Exercise directions: Find every line in the records that holds the string "Reactor". Copy each one.

Stored items:
§ §

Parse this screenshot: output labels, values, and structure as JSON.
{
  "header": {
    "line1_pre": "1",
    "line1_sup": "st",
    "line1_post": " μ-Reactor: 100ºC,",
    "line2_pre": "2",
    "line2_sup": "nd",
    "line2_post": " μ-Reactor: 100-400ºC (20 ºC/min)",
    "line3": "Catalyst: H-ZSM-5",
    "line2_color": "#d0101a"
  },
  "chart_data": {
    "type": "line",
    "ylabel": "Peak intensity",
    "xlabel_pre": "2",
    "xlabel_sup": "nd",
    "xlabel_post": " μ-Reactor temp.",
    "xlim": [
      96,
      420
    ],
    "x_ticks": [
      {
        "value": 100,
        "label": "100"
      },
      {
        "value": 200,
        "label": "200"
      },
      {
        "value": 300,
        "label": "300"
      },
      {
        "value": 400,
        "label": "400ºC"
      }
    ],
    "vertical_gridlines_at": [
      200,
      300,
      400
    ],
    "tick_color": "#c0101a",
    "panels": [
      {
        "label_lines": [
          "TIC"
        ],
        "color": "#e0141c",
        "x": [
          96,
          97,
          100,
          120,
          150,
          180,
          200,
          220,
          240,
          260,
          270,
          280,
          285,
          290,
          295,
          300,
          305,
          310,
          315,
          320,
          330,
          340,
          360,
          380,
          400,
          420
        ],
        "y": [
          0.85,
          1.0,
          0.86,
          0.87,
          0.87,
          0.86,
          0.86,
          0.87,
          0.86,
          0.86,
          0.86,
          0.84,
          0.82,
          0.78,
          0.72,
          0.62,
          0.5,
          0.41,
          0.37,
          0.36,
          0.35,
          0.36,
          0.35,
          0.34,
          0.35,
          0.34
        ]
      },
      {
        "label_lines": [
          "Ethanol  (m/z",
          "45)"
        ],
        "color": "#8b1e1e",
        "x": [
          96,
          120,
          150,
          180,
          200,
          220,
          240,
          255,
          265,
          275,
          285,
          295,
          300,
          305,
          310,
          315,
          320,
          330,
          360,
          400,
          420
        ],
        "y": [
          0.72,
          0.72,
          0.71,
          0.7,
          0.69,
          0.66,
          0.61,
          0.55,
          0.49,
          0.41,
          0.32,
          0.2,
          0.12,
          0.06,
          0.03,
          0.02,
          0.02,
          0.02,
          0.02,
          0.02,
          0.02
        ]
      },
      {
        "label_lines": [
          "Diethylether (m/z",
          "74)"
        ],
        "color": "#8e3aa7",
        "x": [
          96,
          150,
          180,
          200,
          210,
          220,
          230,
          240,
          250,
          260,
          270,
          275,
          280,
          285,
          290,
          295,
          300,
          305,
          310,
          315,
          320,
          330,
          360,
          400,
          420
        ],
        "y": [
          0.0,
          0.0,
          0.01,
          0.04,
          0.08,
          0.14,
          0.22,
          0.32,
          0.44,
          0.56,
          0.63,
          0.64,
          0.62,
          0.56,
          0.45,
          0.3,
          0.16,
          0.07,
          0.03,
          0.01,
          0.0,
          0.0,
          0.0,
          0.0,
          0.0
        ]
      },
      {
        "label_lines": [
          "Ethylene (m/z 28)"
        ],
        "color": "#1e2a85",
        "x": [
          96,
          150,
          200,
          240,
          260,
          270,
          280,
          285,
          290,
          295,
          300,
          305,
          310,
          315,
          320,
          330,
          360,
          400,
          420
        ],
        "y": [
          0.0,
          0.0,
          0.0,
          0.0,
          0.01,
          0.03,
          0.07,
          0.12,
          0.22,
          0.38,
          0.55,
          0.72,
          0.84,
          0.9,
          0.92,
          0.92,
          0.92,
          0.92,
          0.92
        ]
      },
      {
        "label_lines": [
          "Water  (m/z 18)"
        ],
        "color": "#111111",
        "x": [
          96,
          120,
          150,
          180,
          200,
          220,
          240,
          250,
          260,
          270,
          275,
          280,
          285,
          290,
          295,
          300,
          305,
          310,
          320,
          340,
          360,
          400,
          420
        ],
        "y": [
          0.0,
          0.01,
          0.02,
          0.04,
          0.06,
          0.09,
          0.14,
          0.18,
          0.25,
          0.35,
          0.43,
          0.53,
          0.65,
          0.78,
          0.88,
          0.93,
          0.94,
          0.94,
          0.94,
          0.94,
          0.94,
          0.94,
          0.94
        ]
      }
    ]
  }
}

§ §

Answer for this exercise:
    "line1_post": " μ-Reactor: 100ºC,",
    "line2_post": " μ-Reactor: 100-400ºC (20 ºC/min)",
    "xlabel_post": " μ-Reactor temp.",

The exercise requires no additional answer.